▶ _What needs to be done_
Go through the data below. Pull out every line that has the word "this".

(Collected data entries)

--*--

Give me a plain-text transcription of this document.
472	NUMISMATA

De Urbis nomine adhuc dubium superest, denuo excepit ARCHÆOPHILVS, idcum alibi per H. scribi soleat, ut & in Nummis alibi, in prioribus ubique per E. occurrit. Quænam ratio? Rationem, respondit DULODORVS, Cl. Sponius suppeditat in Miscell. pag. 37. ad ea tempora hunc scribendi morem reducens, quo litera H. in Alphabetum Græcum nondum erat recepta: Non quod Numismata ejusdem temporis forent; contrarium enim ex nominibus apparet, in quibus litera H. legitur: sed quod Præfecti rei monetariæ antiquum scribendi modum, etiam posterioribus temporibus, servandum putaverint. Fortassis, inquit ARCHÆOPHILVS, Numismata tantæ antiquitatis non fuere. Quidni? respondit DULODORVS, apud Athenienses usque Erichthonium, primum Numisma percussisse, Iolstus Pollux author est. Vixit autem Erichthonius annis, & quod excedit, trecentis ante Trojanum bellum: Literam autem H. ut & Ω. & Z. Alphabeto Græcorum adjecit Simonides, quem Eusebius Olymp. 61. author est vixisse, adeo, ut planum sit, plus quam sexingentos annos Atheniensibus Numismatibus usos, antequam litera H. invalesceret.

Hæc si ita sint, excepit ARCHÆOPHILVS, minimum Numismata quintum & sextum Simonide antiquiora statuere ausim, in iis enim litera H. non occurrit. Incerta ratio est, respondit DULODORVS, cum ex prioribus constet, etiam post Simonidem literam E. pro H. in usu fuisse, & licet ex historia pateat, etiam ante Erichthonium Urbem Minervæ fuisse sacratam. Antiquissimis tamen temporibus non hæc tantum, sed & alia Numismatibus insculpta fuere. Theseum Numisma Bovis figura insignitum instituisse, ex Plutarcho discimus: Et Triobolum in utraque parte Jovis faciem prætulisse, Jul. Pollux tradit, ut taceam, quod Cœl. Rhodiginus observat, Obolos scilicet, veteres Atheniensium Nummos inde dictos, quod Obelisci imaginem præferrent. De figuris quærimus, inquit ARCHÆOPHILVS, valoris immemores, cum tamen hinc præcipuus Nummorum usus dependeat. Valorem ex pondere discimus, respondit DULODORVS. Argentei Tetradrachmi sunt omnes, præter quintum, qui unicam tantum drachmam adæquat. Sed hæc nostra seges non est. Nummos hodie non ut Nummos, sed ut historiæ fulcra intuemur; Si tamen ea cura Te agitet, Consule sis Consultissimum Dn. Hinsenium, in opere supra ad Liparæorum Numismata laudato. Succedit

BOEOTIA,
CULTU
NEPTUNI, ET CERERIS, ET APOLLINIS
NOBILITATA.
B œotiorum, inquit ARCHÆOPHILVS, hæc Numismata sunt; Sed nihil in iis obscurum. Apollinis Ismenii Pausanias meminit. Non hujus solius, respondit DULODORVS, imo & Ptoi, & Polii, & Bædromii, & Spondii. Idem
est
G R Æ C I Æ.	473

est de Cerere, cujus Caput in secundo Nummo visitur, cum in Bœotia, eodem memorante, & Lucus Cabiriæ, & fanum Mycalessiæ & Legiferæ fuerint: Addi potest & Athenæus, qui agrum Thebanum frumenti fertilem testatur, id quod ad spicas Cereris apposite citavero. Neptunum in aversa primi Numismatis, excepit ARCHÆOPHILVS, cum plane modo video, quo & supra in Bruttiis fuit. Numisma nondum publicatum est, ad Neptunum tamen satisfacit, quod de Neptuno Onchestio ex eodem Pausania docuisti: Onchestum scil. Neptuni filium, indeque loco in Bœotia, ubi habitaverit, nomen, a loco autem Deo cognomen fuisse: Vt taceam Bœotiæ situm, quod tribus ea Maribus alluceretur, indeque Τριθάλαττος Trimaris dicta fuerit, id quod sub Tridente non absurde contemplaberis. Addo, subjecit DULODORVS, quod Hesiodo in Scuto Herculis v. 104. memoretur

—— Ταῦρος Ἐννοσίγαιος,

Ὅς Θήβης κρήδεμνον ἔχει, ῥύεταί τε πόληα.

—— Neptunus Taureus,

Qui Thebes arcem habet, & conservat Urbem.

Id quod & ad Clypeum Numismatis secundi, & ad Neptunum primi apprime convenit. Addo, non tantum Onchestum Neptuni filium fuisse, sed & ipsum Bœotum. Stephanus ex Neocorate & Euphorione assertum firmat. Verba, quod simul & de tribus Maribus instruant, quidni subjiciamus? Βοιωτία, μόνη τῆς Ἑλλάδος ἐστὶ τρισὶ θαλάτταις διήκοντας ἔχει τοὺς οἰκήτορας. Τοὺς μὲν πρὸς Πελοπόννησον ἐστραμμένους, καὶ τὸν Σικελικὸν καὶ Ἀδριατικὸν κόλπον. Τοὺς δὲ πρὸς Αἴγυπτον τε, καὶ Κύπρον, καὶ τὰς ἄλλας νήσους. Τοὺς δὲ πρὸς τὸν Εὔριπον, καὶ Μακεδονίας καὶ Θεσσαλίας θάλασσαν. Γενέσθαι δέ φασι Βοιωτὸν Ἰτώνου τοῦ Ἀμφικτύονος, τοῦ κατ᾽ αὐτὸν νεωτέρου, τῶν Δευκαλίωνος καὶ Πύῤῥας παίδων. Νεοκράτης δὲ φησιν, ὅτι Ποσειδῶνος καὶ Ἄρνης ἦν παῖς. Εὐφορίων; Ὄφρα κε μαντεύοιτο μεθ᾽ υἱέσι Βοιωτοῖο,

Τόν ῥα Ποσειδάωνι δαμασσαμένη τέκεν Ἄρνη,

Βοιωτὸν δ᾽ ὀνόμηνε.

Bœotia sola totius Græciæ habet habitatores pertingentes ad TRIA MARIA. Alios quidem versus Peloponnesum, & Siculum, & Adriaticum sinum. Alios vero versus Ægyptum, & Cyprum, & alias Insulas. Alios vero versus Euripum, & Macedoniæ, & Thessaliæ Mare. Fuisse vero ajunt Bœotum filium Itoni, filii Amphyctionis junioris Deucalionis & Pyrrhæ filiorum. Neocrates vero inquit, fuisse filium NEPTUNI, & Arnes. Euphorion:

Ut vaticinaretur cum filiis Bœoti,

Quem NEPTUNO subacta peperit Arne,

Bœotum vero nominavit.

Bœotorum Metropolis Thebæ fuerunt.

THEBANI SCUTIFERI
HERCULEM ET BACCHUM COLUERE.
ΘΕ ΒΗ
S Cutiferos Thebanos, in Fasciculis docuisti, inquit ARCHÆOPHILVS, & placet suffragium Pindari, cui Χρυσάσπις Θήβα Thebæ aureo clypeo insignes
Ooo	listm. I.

--*--

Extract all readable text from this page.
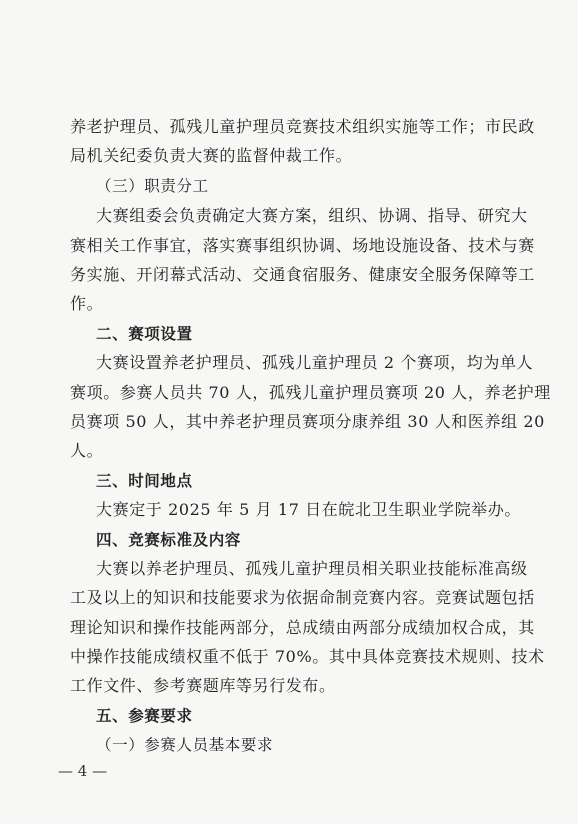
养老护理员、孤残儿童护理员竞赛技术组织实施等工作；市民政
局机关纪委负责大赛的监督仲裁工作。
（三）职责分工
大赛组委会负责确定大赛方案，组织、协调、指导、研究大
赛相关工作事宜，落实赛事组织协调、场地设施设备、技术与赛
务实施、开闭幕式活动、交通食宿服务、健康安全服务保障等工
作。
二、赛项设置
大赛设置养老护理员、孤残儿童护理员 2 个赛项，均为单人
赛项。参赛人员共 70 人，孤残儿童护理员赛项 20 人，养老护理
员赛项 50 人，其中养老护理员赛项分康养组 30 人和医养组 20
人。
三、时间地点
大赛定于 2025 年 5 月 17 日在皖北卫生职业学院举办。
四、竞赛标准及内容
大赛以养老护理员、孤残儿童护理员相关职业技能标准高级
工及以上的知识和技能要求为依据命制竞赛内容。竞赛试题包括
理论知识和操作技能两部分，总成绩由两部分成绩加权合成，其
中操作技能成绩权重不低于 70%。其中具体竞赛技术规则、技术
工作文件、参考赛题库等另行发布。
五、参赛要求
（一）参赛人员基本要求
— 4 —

--*--

▶ _Worked answer_
Give me a plain-text transcription of this document.
Extract all readable text from this page.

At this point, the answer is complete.